▶ [SUPPLIED ENTRIES]
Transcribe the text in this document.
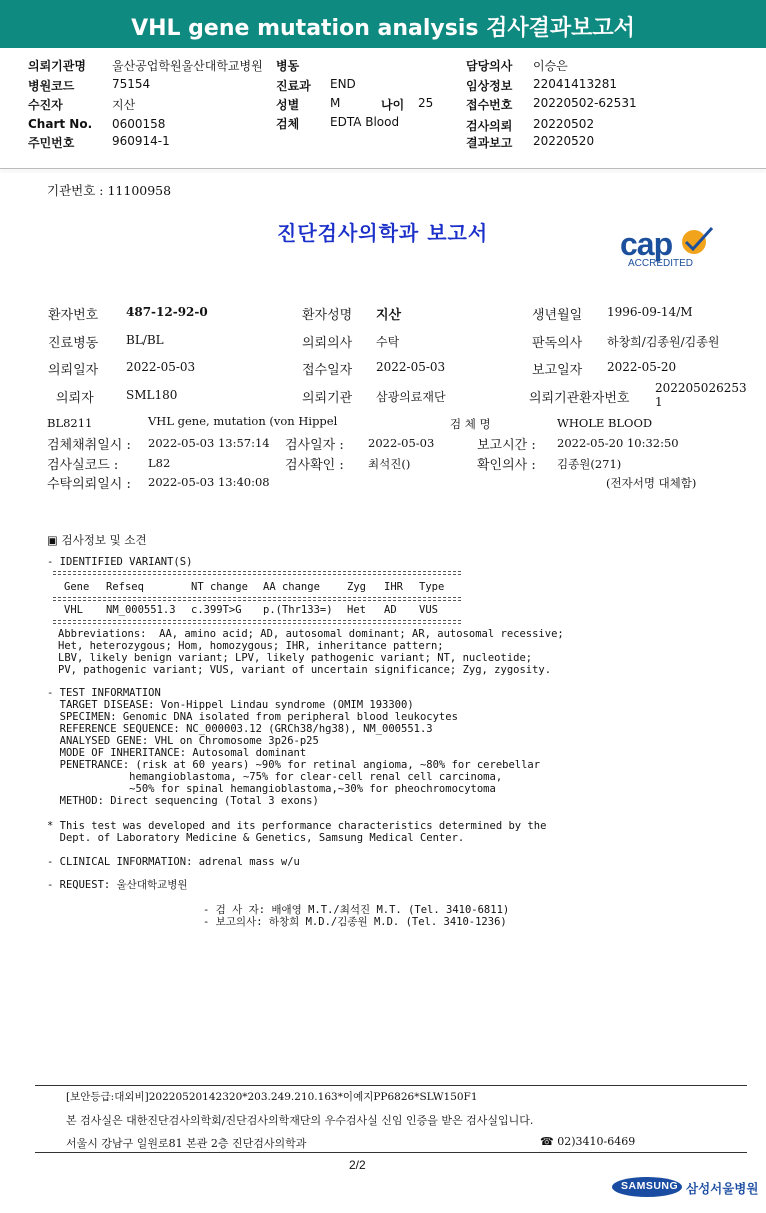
VHL gene mutation analysis 검사결과보고서
의뢰기관명 울산공업학원울산대학교병원
병원코드	75154
수진자	지산
Chart No. 0600158
주민번호	960914-1
병동
진료과 END
성별	M	나이 25
검체	EDTA Blood
담당의사 이승은
임상정보 22041413281
접수번호 20220502-62531
검사의뢰 20220502
결과보고 20220520
기관번호 : 11100958
진단검사의학과 보고서	cap
ACCREDITED
환자번호 487-12-92-0	환자성명 지산	생년월일 1996-09-14/M
진료병동 BL/BL	의뢰의사 수탁	판독의사 하창희/김종원/김종원
의뢰일자 2022-05-03	접수일자 2022-05-03	보고일자 2022-05-20
의뢰자	SML180	의뢰기관 삼광의료재단	의뢰기관환자번호
202205026253
1
BL8211	VHL gene, mutation (von Hippel	검 체 명	WHOLE BLOOD
검체채취일시 : 2022-05-03 13:57:14 검사일자 : 2022-05-03	보고시간 : 2022-05-20 10:32:50
검사실코드 :	L82	검사확인 : 최석진()	확인의사 : 김종원(271)
수탁의뢰일시 : 2022-05-03 13:40:08	(전자서명 대체함)
▣ 검사정보 및 소견
- IDENTIFIED VARIANT(S)
Gene Refseq	NT change AA change	Zyg IHR Type
VHL NM_000551.3 c.399T>G p.(Thr133=) Het AD VUS
Abbreviations:  AA, amino acid; AD, autosomal dominant; AR, autosomal recessive;
Het, heterozygous; Hom, homozygous; IHR, inheritance pattern;
LBV, likely benign variant; LPV, likely pathogenic variant; NT, nucleotide;
PV, pathogenic variant; VUS, variant of uncertain significance; Zyg, zygosity.
- TEST INFORMATION
TARGET DISEASE: Von-Hippel Lindau syndrome (OMIM 193300)
SPECIMEN: Genomic DNA isolated from peripheral blood leukocytes
REFERENCE SEQUENCE: NC_000003.12 (GRCh38/hg38), NM_000551.3
ANALYSED GENE: VHL on Chromosome 3p26-p25
MODE OF INHERITANCE: Autosomal dominant
PENETRANCE: (risk at 60 years) ~90% for retinal angioma, ~80% for cerebellar
hemangioblastoma, ~75% for clear-cell renal cell carcinoma,
~50% for spinal hemangioblastoma,~30% for pheochromocytoma
METHOD: Direct sequencing (Total 3 exons)
* This test was developed and its performance characteristics determined by the
Dept. of Laboratory Medicine & Genetics, Samsung Medical Center.
- CLINICAL INFORMATION: adrenal mass w/u
- REQUEST: 울산대학교병원
- 검 사 자: 배애영 M.T./최석진 M.T. (Tel. 3410-6811)
- 보고의사: 하창희 M.D./김종원 M.D. (Tel. 3410-1236)
[보안등급:대외비]20220520142320*203.249.210.163*이예지PP6826*SLW150F1
본 검사실은 대한진단검사의학회/진단검사의학재단의 우수검사실 신임 인증을 받은 검사실입니다.
서울시 강남구 일원로81 본관 2층 진단검사의학과	☎ 02)3410-6469
2/2
SAMSUNG 삼성서울병원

▶ [WHAT IS EXPECTED]
Please retype the data exactly as it appears, but without any of its pictures.

▶ [EXERCISE SOLUTION]
Transcribe the text in this document.
VHL gene mutation analysis 검사결과보고서
의뢰기관명 울산공업학원울산대학교병원
병원코드	75154
수진자	지산
Chart No. 0600158
주민번호	960914-1
병동
진료과 END
성별	M	나이 25
검체	EDTA Blood
담당의사 이승은
임상정보 22041413281
접수번호 20220502-62531
검사의뢰 20220502
결과보고 20220520
기관번호 : 11100958
진단검사의학과 보고서	cap
ACCREDITED
환자번호 487-12-92-0	환자성명 지산	생년월일 1996-09-14/M
진료병동 BL/BL	의뢰의사 수탁	판독의사 하창희/김종원/김종원
의뢰일자 2022-05-03	접수일자 2022-05-03	보고일자 2022-05-20
의뢰자	SML180	의뢰기관 삼광의료재단	의뢰기관환자번호
202205026253
1
BL8211	VHL gene, mutation (von Hippel	검 체 명	WHOLE BLOOD
검체채취일시 : 2022-05-03 13:57:14 검사일자 : 2022-05-03	보고시간 : 2022-05-20 10:32:50
검사실코드 :	L82	검사확인 : 최석진()	확인의사 : 김종원(271)
수탁의뢰일시 : 2022-05-03 13:40:08	(전자서명 대체함)
▣ 검사정보 및 소견
- IDENTIFIED VARIANT(S)
Gene Refseq	NT change AA change	Zyg IHR Type
VHL NM_000551.3 c.399T>G p.(Thr133=) Het AD VUS
Abbreviations:  AA, amino acid; AD, autosomal dominant; AR, autosomal recessive;
Het, heterozygous; Hom, homozygous; IHR, inheritance pattern;
LBV, likely benign variant; LPV, likely pathogenic variant; NT, nucleotide;
PV, pathogenic variant; VUS, variant of uncertain significance; Zyg, zygosity.
- TEST INFORMATION
TARGET DISEASE: Von-Hippel Lindau syndrome (OMIM 193300)
SPECIMEN: Genomic DNA isolated from peripheral blood leukocytes
REFERENCE SEQUENCE: NC_000003.12 (GRCh38/hg38), NM_000551.3
ANALYSED GENE: VHL on Chromosome 3p26-p25
MODE OF INHERITANCE: Autosomal dominant
PENETRANCE: (risk at 60 years) ~90% for retinal angioma, ~80% for cerebellar
hemangioblastoma, ~75% for clear-cell renal cell carcinoma,
~50% for spinal hemangioblastoma,~30% for pheochromocytoma
METHOD: Direct sequencing (Total 3 exons)
* This test was developed and its performance characteristics determined by the
Dept. of Laboratory Medicine & Genetics, Samsung Medical Center.
- CLINICAL INFORMATION: adrenal mass w/u
- REQUEST: 울산대학교병원
- 검 사 자: 배애영 M.T./최석진 M.T. (Tel. 3410-6811)
- 보고의사: 하창희 M.D./김종원 M.D. (Tel. 3410-1236)
[보안등급:대외비]20220520142320*203.249.210.163*이예지PP6826*SLW150F1
본 검사실은 대한진단검사의학회/진단검사의학재단의 우수검사실 신임 인증을 받은 검사실입니다.
서울시 강남구 일원로81 본관 2층 진단검사의학과	☎ 02)3410-6469
2/2
SAMSUNG 삼성서울병원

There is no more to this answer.